Rows contained in a dataset:
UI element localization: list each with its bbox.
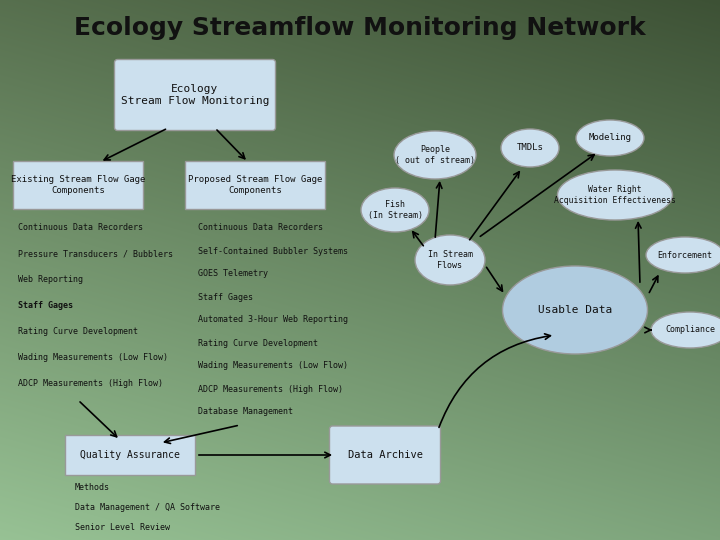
Text: Ecology Streamflow Monitoring Network: Ecology Streamflow Monitoring Network xyxy=(74,16,646,40)
FancyBboxPatch shape xyxy=(65,435,195,475)
Ellipse shape xyxy=(361,188,429,232)
Text: ADCP Measurements (High Flow): ADCP Measurements (High Flow) xyxy=(198,384,343,394)
Text: Water Right
Acquisition Effectiveness: Water Right Acquisition Effectiveness xyxy=(554,185,676,205)
FancyBboxPatch shape xyxy=(185,161,325,209)
Text: Data Archive: Data Archive xyxy=(348,450,423,460)
Text: Continuous Data Recorders: Continuous Data Recorders xyxy=(198,224,323,233)
Text: Usable Data: Usable Data xyxy=(538,305,612,315)
Text: Fish
(In Stream): Fish (In Stream) xyxy=(367,200,423,220)
Text: Modeling: Modeling xyxy=(588,133,631,143)
Text: Wading Measurements (Low Flow): Wading Measurements (Low Flow) xyxy=(198,361,348,370)
Text: ADCP Measurements (High Flow): ADCP Measurements (High Flow) xyxy=(18,380,163,388)
Ellipse shape xyxy=(557,170,672,220)
FancyBboxPatch shape xyxy=(13,161,143,209)
Text: Web Reporting: Web Reporting xyxy=(18,275,83,285)
Text: Automated 3-Hour Web Reporting: Automated 3-Hour Web Reporting xyxy=(198,315,348,325)
Text: Methods: Methods xyxy=(75,483,110,492)
Ellipse shape xyxy=(394,131,476,179)
Ellipse shape xyxy=(415,235,485,285)
Text: Database Management: Database Management xyxy=(198,408,293,416)
Ellipse shape xyxy=(503,266,647,354)
Text: In Stream
Flows: In Stream Flows xyxy=(428,251,472,269)
Text: Compliance: Compliance xyxy=(665,326,715,334)
Text: Self-Contained Bubbler Systems: Self-Contained Bubbler Systems xyxy=(198,246,348,255)
Text: Rating Curve Development: Rating Curve Development xyxy=(18,327,138,336)
Text: Pressure Transducers / Bubblers: Pressure Transducers / Bubblers xyxy=(18,249,173,259)
Text: Staff Gages: Staff Gages xyxy=(18,301,73,310)
Text: Rating Curve Development: Rating Curve Development xyxy=(198,339,318,348)
Text: TMDLs: TMDLs xyxy=(516,144,544,152)
FancyBboxPatch shape xyxy=(114,59,276,131)
Text: Ecology
Stream Flow Monitoring: Ecology Stream Flow Monitoring xyxy=(121,84,269,106)
Text: Staff Gages: Staff Gages xyxy=(198,293,253,301)
Text: People
( out of stream): People ( out of stream) xyxy=(395,145,475,165)
Text: Proposed Stream Flow Gage
Components: Proposed Stream Flow Gage Components xyxy=(188,176,322,195)
Ellipse shape xyxy=(651,312,720,348)
Ellipse shape xyxy=(501,129,559,167)
Text: Wading Measurements (Low Flow): Wading Measurements (Low Flow) xyxy=(18,354,168,362)
Text: Senior Level Review: Senior Level Review xyxy=(75,523,170,532)
Text: GOES Telemetry: GOES Telemetry xyxy=(198,269,268,279)
Text: Data Management / QA Software: Data Management / QA Software xyxy=(75,503,220,512)
Ellipse shape xyxy=(646,237,720,273)
Text: Existing Stream Flow Gage
Components: Existing Stream Flow Gage Components xyxy=(11,176,145,195)
Text: Quality Assurance: Quality Assurance xyxy=(80,450,180,460)
Ellipse shape xyxy=(576,120,644,156)
FancyBboxPatch shape xyxy=(330,426,441,484)
Text: Continuous Data Recorders: Continuous Data Recorders xyxy=(18,224,143,233)
Text: Enforcement: Enforcement xyxy=(657,251,713,260)
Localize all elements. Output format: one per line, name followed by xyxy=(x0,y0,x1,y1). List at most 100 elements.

» **Problem details**
Please find each row above that contains the word "Development" and copy those rows in full.

» **Reply**
Text: Rating Curve Development: Rating Curve Development xyxy=(18,327,138,336)
Text: Rating Curve Development: Rating Curve Development xyxy=(198,339,318,348)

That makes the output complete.